Some records:

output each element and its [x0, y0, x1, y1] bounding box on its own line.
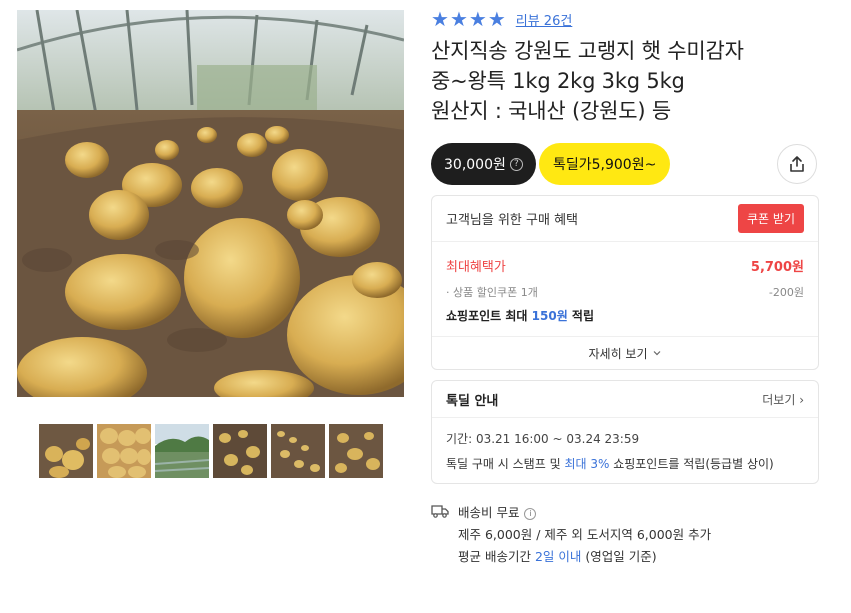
- deal-price-pill[interactable]: 톡딜가5,900원~: [539, 143, 671, 185]
- info-icon[interactable]: i: [524, 508, 537, 520]
- deal-title: 톡딜 안내: [446, 393, 499, 409]
- deal-desc-prefix: 톡딜 구매 시 스탬프 및: [446, 457, 565, 471]
- shipping-period-highlight: 2일 이내: [534, 549, 582, 564]
- benefit-title: 고객님을 위한 구매 혜택: [446, 213, 578, 228]
- shipping-fee: 배송비 무료: [458, 505, 520, 520]
- max-benefit-label: 최대혜택가: [446, 260, 506, 275]
- product-main-image: [17, 10, 404, 397]
- shipping-period-suffix: (영업일 기준): [581, 549, 657, 564]
- deal-period: 기간: 03.21 16:00 ~ 03.24 23:59: [446, 432, 640, 446]
- deal-price: 톡딜가5,900원~: [553, 157, 657, 173]
- original-price-pill[interactable]: 30,000원 ?: [431, 143, 536, 185]
- points-suffix: 적립: [567, 309, 594, 323]
- deal-description: 톡딜 구매 시 스탬프 및 최대 3% 쇼핑포인트를 적립(등급별 상이): [446, 455, 804, 472]
- purchase-benefit-box: 고객님을 위한 구매 혜택 쿠폰 받기 최대혜택가 5,700원 · 상품 할인…: [431, 195, 819, 370]
- benefit-header: 고객님을 위한 구매 혜택 쿠폰 받기: [432, 196, 818, 242]
- share-icon: [790, 156, 804, 172]
- points-amount: 150원: [531, 309, 568, 323]
- original-price: 30,000원: [444, 157, 506, 173]
- thumbnail-strip: [39, 424, 383, 478]
- title-line-1: 산지직송 강원도 고랭지 햇 수미감자: [431, 39, 744, 63]
- talk-deal-info-box: 톡딜 안내 더보기 › 기간: 03.21 16:00 ~ 03.24 23:5…: [431, 380, 819, 484]
- thumbnail-1[interactable]: [39, 424, 93, 478]
- deal-header: 톡딜 안내 더보기 ›: [432, 381, 818, 418]
- thumbnail-4[interactable]: [213, 424, 267, 478]
- shopping-points-text: 쇼핑포인트 최대 150원 적립: [446, 307, 594, 324]
- points-row: 쇼핑포인트 최대 150원 적립: [432, 307, 818, 324]
- deal-body: 기간: 03.21 16:00 ~ 03.24 23:59 톡딜 구매 시 스탬…: [432, 418, 818, 472]
- chevron-down-icon: [653, 351, 660, 356]
- star-icon: ★: [449, 7, 468, 31]
- thumbnail-6[interactable]: [329, 424, 383, 478]
- get-coupon-button[interactable]: 쿠폰 받기: [738, 204, 804, 233]
- product-title: 산지직송 강원도 고랭지 햇 수미감자 중~왕특 1kg 2kg 3kg 5kg…: [431, 36, 819, 126]
- coupon-discount-row: · 상품 할인쿠폰 1개 -200원: [432, 284, 818, 300]
- coupon-discount-label: · 상품 할인쿠폰 1개: [446, 286, 538, 299]
- max-benefit-price: 5,700원: [750, 260, 804, 275]
- price-row: 30,000원 ? 톡딜가5,900원~: [431, 143, 819, 185]
- truck-icon: [431, 505, 449, 518]
- deal-desc-highlight: 최대 3%: [564, 457, 610, 471]
- shipping-info: 배송비 무료 i 제주 6,000원 / 제주 외 도서지역 6,000원 추가 …: [431, 502, 819, 568]
- deal-desc-suffix: 쇼핑포인트를 적립(등급별 상이): [609, 457, 774, 471]
- question-icon[interactable]: ?: [509, 157, 523, 171]
- shipping-extra-line: 제주 6,000원 / 제주 외 도서지역 6,000원 추가: [458, 527, 712, 542]
- deal-more-link[interactable]: 더보기 ›: [762, 391, 804, 408]
- thumbnail-3[interactable]: [155, 424, 209, 478]
- shipping-period-prefix: 평균 배송기간: [458, 549, 535, 564]
- title-line-3: 원산지 : 국내산 (강원도) 등: [431, 99, 671, 123]
- chevron-right-icon: ›: [799, 392, 804, 407]
- product-info-column: ★ ★ ★ ★ 리뷰 26건 산지직송 강원도 고랭지 햇 수미감자 중~왕특 …: [431, 8, 819, 568]
- max-benefit-row: 최대혜택가 5,700원: [432, 256, 818, 275]
- share-button[interactable]: [777, 144, 817, 184]
- view-details-label: 자세히 보기: [588, 346, 648, 361]
- points-prefix: 쇼핑포인트 최대: [446, 309, 532, 323]
- thumbnail-2[interactable]: [97, 424, 151, 478]
- title-line-2: 중~왕특 1kg 2kg 3kg 5kg: [431, 69, 685, 93]
- view-details-button[interactable]: 자세히 보기: [432, 336, 818, 369]
- star-icon: ★: [487, 7, 506, 31]
- review-count-link[interactable]: 리뷰 26건: [516, 10, 573, 29]
- coupon-discount-text: 상품 할인쿠폰 1개: [453, 286, 538, 299]
- rating-row: ★ ★ ★ ★ 리뷰 26건: [431, 8, 819, 30]
- shipping-period-line: 평균 배송기간 2일 이내 (영업일 기준): [458, 546, 819, 568]
- star-icon: ★: [431, 7, 449, 31]
- thumbnail-5[interactable]: [271, 424, 325, 478]
- deal-more-label: 더보기: [762, 392, 796, 407]
- coupon-discount-value: -200원: [768, 286, 804, 299]
- shipping-fee-line: 배송비 무료 i: [458, 502, 819, 524]
- star-icon: ★: [468, 7, 487, 31]
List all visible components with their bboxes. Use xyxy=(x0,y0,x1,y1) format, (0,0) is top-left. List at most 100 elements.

**What is needed:** Tally the lines in the records above that contain the string "산지직송", and give only the number.

**Problem solution:** 3